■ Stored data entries
= = =
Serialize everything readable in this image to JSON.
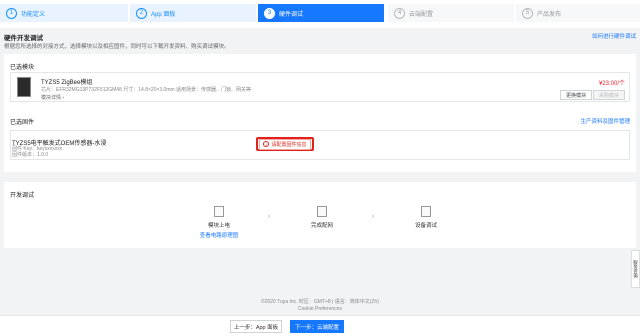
{
  "steps": [
    {
      "num": "1",
      "label": "功能定义",
      "state": "done"
    },
    {
      "num": "2",
      "label": "App 面板",
      "state": "done"
    },
    {
      "num": "3",
      "label": "硬件调试",
      "state": "active"
    },
    {
      "num": "4",
      "label": "云端配置",
      "state": "todo"
    },
    {
      "num": "5",
      "label": "产品发布",
      "state": "todo"
    }
  ],
  "header": {
    "title": "硬件开发调试",
    "desc": "根据您所选择的对接方式，选择模块以及相应固件，同时可以下载开发资料、购买调试模块。",
    "help": "如何进行硬件调试"
  },
  "module": {
    "section_title": "已选模块",
    "name": "TYZS5 ZigBee模组",
    "spec": "芯片：EFR32MG13P732F512GM48  尺寸：14.8×20×3.0mm  适用场景：传感器、门锁、网关等",
    "detail": "模块详情 ›",
    "price": "¥23.00/个",
    "change_btn": "更换模块",
    "buy_btn": "采购模块"
  },
  "firmware": {
    "section_title": "已选固件",
    "link": "生产资料及固件管理",
    "name": "TYZS5电平触发式OEM传感器-水浸",
    "key": "固件 Key：keyxxxxxxx",
    "version": "固件版本：1.0.0",
    "config_btn": "请配置固件信息"
  },
  "dev": {
    "section_title": "开发调试",
    "items": [
      {
        "label": "模块上电",
        "link": "查看电路原理图"
      },
      {
        "label": "完成配网",
        "link": ""
      },
      {
        "label": "设备调试",
        "link": ""
      }
    ]
  },
  "side_tab": "服务咨询",
  "footer": {
    "line1": "©2020 Tuya Inc.  时区：GMT+8  |  语言：简体中文(Zh)",
    "line2": "Cookie Preferences"
  },
  "bottom": {
    "prev": "上一步：App 面板",
    "next": "下一步：云端配置"
  },
  "colors": {
    "primary": "#1677ff",
    "danger": "#e0241b",
    "price": "#f5222d"
  }
}
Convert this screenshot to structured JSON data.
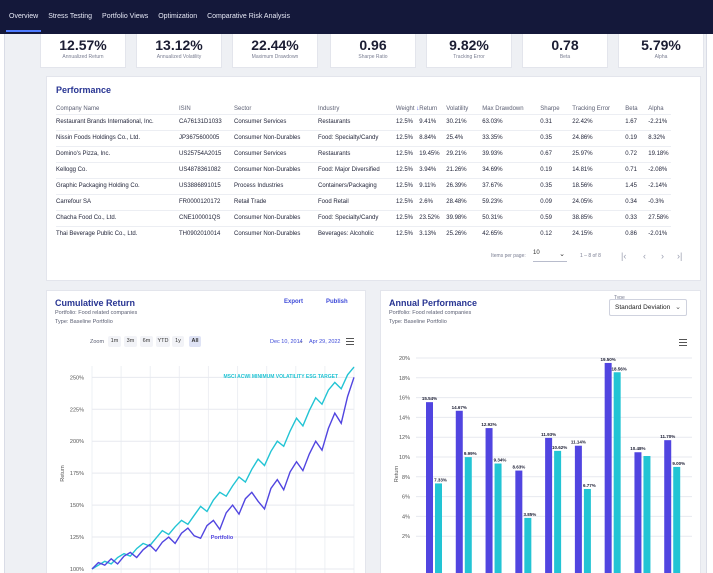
= = =
■ SHORT EXERCISE
Leave out the pictures and repeat everything else in the records exactly.

■ EXERCISE OUTPUT
Serialize everything readable in this image to JSON.
{
  "steps": [
    {
      "num": "1",
      "label": "功能定义",
      "state": "done"
    },
    {
      "num": "2",
      "label": "App 面板",
      "state": "done"
    },
    {
      "num": "3",
      "label": "硬件调试",
      "state": "active"
    },
    {
      "num": "4",
      "label": "云端配置",
      "state": "todo"
    },
    {
      "num": "5",
      "label": "产品发布",
      "state": "todo"
    }
  ],
  "header": {
    "title": "硬件开发调试",
    "desc": "根据您所选择的对接方式，选择模块以及相应固件，同时可以下载开发资料、购买调试模块。",
    "help": "如何进行硬件调试"
  },
  "module": {
    "section_title": "已选模块",
    "name": "TYZS5 ZigBee模组",
    "spec": "芯片：EFR32MG13P732F512GM48  尺寸：14.8×20×3.0mm  适用场景：传感器、门锁、网关等",
    "detail": "模块详情 ›",
    "price": "¥23.00/个",
    "change_btn": "更换模块",
    "buy_btn": "采购模块"
  },
  "firmware": {
    "section_title": "已选固件",
    "link": "生产资料及固件管理",
    "name": "TYZS5电平触发式OEM传感器-水浸",
    "key": "固件 Key：keyxxxxxxx",
    "version": "固件版本：1.0.0",
    "config_btn": "请配置固件信息"
  },
  "dev": {
    "section_title": "开发调试",
    "items": [
      {
        "label": "模块上电",
        "link": "查看电路原理图"
      },
      {
        "label": "完成配网",
        "link": ""
      },
      {
        "label": "设备调试",
        "link": ""
      }
    ]
  },
  "side_tab": "服务咨询",
  "footer": {
    "line1": "©2020 Tuya Inc.  时区：GMT+8  |  语言：简体中文(Zh)",
    "line2": "Cookie Preferences"
  },
  "bottom": {
    "prev": "上一步：App 面板",
    "next": "下一步：云端配置"
  },
  "colors": {
    "primary": "#1677ff",
    "danger": "#e0241b",
    "price": "#f5222d"
  }
}
Convert this screenshot to structured JSON data.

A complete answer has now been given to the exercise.